Please rewrite the records from their start through the line containing "row-vr (389, 354, 410, 407)", with "row-csr" replaced by "row-code" and all else unchanged, and give back only those lines.

____

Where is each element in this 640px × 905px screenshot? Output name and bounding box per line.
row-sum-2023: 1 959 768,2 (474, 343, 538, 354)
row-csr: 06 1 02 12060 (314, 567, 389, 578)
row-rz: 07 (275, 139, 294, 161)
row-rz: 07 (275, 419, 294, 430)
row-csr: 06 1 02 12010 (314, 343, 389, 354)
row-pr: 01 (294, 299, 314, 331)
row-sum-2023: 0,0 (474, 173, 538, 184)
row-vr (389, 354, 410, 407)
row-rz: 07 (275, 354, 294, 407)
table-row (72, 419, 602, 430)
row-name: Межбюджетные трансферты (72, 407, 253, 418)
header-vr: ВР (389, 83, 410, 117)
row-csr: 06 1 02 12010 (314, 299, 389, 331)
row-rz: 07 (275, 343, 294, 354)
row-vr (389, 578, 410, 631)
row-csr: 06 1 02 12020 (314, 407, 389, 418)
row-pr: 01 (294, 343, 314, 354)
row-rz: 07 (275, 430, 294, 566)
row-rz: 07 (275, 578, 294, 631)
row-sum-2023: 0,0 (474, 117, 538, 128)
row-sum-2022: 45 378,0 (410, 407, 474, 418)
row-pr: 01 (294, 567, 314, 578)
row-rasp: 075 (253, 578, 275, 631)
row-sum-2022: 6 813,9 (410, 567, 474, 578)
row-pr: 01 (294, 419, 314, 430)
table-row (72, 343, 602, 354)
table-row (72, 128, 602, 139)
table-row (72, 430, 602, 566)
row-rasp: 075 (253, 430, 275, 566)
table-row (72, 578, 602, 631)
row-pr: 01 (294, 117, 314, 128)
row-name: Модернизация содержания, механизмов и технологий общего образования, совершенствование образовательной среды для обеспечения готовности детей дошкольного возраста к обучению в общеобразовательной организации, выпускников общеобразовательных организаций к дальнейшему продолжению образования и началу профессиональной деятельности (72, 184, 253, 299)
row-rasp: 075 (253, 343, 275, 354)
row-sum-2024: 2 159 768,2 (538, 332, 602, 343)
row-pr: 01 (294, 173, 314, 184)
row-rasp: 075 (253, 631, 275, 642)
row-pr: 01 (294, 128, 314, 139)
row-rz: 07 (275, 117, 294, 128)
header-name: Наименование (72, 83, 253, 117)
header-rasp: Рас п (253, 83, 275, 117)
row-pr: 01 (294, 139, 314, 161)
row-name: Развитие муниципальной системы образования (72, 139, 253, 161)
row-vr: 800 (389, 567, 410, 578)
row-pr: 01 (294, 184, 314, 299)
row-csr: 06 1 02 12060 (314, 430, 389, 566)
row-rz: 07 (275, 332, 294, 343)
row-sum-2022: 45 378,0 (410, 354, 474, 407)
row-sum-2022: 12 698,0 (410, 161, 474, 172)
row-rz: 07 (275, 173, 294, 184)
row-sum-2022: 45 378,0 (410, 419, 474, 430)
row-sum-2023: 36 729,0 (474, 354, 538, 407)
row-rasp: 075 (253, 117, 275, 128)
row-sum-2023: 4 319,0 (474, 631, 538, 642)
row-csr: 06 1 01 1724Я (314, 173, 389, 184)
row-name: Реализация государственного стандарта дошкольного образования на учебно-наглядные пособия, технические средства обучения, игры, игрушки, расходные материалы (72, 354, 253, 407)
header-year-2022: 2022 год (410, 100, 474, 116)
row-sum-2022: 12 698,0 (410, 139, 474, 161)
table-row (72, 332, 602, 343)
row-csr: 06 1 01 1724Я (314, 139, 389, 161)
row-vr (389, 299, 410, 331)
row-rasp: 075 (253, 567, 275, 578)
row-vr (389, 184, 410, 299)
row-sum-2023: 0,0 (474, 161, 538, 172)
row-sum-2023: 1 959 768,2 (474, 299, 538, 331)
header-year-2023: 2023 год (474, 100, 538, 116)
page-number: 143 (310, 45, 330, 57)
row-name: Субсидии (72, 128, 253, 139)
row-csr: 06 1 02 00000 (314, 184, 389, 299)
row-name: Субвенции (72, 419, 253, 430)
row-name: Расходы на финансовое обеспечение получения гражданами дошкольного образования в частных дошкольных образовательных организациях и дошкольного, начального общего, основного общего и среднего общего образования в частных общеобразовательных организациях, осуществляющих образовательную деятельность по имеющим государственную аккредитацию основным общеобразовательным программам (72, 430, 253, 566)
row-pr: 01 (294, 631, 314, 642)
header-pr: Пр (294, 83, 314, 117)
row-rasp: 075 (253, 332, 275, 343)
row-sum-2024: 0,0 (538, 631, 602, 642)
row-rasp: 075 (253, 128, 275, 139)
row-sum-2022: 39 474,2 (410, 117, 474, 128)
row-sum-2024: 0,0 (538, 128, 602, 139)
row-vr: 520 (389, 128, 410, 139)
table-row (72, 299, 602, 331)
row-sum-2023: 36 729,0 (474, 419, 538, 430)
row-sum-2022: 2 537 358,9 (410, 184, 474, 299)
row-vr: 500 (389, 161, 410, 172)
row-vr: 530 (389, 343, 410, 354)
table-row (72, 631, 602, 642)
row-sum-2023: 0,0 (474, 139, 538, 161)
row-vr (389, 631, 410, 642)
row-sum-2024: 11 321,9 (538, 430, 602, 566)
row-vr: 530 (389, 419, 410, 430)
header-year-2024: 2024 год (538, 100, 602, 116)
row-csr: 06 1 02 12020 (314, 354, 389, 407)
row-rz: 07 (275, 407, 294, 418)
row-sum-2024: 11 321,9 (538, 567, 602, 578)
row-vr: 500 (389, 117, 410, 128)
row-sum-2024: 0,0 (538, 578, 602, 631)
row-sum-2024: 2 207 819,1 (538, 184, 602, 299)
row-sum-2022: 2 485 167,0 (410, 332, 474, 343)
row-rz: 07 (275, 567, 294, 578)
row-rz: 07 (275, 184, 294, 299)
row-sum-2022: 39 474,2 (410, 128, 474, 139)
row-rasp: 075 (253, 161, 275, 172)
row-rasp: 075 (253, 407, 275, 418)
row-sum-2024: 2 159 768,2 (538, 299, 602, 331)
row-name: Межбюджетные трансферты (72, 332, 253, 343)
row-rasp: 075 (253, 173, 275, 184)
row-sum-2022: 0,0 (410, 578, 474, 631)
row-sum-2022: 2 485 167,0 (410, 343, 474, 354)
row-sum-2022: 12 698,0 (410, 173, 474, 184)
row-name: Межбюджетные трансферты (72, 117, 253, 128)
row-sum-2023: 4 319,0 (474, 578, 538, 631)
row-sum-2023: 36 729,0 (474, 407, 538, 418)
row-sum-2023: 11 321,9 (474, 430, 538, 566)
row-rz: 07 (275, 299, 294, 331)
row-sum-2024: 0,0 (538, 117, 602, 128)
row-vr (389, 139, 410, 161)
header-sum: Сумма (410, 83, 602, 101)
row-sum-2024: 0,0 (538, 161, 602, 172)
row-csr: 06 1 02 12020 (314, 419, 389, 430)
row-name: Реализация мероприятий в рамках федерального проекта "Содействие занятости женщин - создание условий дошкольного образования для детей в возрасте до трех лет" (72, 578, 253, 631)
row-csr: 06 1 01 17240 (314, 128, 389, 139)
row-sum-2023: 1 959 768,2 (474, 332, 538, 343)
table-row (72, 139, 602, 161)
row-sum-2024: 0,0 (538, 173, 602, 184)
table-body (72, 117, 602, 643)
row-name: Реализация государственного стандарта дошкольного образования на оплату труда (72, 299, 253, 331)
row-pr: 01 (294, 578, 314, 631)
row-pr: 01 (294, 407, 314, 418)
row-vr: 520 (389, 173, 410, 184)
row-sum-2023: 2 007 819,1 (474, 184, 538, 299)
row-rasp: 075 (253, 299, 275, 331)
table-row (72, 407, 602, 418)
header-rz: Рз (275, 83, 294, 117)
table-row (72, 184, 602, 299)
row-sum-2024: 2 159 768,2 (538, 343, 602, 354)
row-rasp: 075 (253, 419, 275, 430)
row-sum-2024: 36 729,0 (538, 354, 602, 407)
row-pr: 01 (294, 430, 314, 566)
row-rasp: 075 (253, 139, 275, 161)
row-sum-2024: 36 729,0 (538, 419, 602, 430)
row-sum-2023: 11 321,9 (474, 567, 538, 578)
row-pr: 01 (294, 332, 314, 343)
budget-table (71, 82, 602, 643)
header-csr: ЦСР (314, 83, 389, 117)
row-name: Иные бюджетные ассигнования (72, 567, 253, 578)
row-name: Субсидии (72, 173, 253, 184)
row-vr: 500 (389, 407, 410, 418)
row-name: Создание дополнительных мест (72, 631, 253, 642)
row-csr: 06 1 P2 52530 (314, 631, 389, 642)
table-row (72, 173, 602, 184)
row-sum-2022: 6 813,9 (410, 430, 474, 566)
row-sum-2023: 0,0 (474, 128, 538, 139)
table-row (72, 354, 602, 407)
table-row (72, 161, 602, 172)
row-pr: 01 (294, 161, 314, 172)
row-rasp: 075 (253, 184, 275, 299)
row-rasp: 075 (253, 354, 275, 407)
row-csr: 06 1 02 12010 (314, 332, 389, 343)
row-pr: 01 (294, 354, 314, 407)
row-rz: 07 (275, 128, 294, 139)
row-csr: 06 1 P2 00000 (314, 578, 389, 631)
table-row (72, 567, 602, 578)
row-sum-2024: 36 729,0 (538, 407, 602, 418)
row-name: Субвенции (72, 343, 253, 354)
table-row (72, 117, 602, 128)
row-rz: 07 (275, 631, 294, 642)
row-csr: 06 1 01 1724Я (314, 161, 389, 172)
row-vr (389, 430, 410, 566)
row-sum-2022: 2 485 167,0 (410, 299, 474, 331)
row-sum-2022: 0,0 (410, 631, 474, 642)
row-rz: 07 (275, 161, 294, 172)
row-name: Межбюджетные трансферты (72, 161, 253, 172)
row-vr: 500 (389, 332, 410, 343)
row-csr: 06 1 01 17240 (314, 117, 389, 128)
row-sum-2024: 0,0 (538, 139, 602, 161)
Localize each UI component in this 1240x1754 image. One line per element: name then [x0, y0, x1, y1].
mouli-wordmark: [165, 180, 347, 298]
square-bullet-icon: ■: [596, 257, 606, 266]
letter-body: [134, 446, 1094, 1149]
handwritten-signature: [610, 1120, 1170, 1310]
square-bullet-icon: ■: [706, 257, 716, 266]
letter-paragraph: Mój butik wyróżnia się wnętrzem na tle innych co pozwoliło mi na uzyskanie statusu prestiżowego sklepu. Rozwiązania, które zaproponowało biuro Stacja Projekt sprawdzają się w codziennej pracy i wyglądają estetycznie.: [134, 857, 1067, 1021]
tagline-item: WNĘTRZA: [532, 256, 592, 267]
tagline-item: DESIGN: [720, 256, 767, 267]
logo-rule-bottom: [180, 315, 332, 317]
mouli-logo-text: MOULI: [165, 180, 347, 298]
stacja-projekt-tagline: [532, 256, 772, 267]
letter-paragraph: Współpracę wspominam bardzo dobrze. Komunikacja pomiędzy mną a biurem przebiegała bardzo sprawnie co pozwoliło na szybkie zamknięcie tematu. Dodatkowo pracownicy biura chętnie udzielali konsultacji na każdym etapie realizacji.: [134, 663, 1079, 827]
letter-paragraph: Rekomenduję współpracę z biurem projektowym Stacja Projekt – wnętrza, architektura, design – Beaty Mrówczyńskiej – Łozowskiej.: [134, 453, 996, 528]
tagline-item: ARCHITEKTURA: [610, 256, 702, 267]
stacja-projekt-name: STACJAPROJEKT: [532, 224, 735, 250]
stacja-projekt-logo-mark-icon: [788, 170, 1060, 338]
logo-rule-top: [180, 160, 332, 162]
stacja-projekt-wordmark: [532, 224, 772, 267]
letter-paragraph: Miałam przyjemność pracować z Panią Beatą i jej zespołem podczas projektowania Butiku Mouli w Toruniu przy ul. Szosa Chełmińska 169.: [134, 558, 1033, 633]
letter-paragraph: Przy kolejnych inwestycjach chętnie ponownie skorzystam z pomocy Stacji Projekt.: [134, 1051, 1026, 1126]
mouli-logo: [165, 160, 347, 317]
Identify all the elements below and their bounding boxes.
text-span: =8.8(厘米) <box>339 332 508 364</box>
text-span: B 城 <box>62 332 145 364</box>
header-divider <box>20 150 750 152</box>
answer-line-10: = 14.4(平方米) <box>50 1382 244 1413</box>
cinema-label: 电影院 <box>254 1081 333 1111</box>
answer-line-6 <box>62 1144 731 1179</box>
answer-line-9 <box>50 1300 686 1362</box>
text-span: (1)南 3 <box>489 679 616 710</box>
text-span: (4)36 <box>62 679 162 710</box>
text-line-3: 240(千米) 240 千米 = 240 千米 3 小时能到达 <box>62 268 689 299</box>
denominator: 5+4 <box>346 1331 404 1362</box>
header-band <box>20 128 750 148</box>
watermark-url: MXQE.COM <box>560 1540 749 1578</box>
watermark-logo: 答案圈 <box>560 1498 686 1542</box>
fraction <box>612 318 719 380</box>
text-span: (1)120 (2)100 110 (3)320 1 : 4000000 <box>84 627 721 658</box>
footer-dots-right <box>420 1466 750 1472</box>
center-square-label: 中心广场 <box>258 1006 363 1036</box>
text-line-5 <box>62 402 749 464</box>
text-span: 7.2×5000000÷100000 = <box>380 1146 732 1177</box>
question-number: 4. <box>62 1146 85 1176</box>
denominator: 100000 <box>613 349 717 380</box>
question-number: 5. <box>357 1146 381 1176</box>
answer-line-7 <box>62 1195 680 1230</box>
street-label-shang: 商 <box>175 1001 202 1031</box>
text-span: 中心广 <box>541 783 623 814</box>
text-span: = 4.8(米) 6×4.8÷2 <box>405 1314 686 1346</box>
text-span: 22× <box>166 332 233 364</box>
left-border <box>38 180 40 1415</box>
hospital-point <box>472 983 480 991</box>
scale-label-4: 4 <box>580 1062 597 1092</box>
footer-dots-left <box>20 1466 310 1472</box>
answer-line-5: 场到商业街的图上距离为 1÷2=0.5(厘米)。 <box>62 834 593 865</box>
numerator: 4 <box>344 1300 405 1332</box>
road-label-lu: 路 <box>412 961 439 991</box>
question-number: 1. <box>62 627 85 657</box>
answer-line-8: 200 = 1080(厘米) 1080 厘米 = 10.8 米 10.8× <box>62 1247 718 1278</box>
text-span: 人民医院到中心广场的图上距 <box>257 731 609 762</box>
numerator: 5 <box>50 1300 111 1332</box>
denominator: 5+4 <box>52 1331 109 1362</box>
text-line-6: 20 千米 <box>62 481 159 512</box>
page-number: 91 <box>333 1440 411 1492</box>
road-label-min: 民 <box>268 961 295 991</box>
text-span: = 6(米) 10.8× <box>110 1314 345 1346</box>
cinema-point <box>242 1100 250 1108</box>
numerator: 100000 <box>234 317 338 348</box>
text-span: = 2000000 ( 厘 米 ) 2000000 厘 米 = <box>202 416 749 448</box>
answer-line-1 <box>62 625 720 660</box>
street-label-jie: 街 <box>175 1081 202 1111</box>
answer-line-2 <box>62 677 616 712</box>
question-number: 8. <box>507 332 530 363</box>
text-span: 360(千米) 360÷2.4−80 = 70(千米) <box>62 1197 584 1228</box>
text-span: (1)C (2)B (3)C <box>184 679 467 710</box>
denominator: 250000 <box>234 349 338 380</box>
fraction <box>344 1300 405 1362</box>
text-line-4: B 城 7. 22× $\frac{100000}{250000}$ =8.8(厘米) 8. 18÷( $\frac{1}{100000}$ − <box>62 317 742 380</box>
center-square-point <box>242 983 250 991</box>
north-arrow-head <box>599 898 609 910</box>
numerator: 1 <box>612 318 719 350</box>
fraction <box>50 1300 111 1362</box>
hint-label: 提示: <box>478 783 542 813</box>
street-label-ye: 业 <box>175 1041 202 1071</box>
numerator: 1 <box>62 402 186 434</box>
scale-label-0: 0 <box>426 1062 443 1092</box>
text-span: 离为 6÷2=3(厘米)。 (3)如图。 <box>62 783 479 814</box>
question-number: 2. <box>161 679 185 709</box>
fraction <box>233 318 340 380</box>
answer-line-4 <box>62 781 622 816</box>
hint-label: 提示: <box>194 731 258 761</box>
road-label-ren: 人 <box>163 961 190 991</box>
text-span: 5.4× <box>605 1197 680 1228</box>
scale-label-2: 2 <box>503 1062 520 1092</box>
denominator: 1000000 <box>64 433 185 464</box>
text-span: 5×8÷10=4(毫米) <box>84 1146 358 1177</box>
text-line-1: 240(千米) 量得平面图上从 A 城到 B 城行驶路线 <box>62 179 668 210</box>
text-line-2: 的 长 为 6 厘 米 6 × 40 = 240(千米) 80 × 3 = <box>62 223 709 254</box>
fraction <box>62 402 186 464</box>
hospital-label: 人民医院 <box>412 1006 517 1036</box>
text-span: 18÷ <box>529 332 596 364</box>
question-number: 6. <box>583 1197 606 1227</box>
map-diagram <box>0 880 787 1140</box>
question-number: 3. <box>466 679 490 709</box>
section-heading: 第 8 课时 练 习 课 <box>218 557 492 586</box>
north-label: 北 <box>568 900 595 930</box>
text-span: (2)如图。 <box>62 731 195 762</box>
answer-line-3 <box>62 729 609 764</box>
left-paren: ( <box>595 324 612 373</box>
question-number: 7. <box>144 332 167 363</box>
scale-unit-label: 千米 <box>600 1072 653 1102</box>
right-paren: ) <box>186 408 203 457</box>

____

RESPONSE
Where is each element in this 640px × 905px screenshot? Output name and bounding box per line.
row-sum-2023: 1 959 768,2 (474, 343, 538, 354)
row-code: 06 1 02 12060 (314, 567, 389, 578)
row-rz: 07 (275, 139, 294, 161)
row-rz: 07 (275, 419, 294, 430)
row-code: 06 1 02 12010 (314, 343, 389, 354)
row-pr: 01 (294, 299, 314, 331)
row-sum-2023: 0,0 (474, 173, 538, 184)
row-vr (389, 354, 410, 407)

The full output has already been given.